What is being asked
Rewrite the plugin formats API reference, starting with "Return a OutputFormatter" and going on through "formatted (never None)", with "formatted" renamed to "serialized".

Source text
────────────────────
API for plugin formats

class dataiku.customformat.Formatter(config, plugin_config)

Custom formatter

get_output_formatter(stream, schema)

Return a OutputFormatter for this format

Parameters
  • stream – the stream to write the formatted data to

  • schema – the schema of the rows that will be formatted (never None)

get_format_extractor(stream, schema=None)

Return a FormatExtractor for this format

Parameters
  • stream – the stream to read the formatted data from

  • schema – the schema of the rows that will be extracted. None when the extractor is used to detect the format.

class dataiku.customformat.OutputFormatter(stream)

Writes a stream of rows to a stream in a format. The calls will be:

  • write_header()

  • write_row(row_1) …

  • write_row(row_N)

  • write_footer()

write_header()

Write the header of the format (if any)

write_row(row)
────────────────────
Provided data
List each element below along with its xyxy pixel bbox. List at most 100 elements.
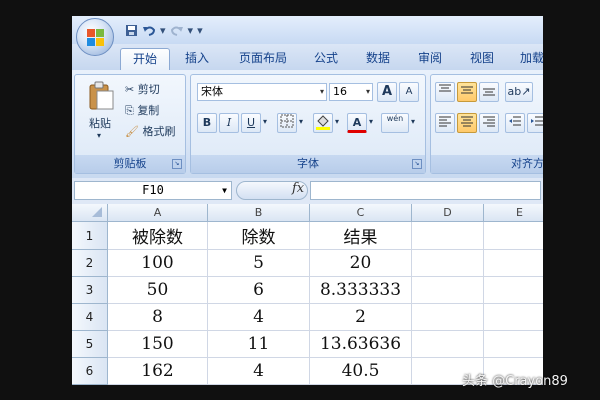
────────────────────
Expected output
Return a OutputFormatter for this format

Parameters
  • stream – the stream to write the serialized data to

  • schema – the schema of the rows that will be serialized (never None)